Information supplied
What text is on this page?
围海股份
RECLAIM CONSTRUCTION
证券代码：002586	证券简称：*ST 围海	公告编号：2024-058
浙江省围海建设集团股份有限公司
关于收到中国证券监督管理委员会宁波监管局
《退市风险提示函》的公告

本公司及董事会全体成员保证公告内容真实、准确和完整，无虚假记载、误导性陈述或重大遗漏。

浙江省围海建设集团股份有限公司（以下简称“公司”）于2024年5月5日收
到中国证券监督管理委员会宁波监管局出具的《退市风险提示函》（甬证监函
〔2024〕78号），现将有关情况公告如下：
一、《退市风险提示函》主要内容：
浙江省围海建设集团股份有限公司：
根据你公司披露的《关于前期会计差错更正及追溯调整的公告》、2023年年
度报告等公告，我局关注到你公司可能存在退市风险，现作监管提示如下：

The problem
Reproduce the material above without altering a single character.

Result
What text is on this page?
围海股份
RECLAIM CONSTRUCTION
证券代码：002586	证券简称：*ST 围海	公告编号：2024-058
浙江省围海建设集团股份有限公司
关于收到中国证券监督管理委员会宁波监管局
《退市风险提示函》的公告

本公司及董事会全体成员保证公告内容真实、准确和完整，无虚假记载、误导性陈述或重大遗漏。

浙江省围海建设集团股份有限公司（以下简称“公司”）于2024年5月5日收
到中国证券监督管理委员会宁波监管局出具的《退市风险提示函》（甬证监函
〔2024〕78号），现将有关情况公告如下：
一、《退市风险提示函》主要内容：
浙江省围海建设集团股份有限公司：
根据你公司披露的《关于前期会计差错更正及追溯调整的公告》、2023年年
度报告等公告，我局关注到你公司可能存在退市风险，现作监管提示如下：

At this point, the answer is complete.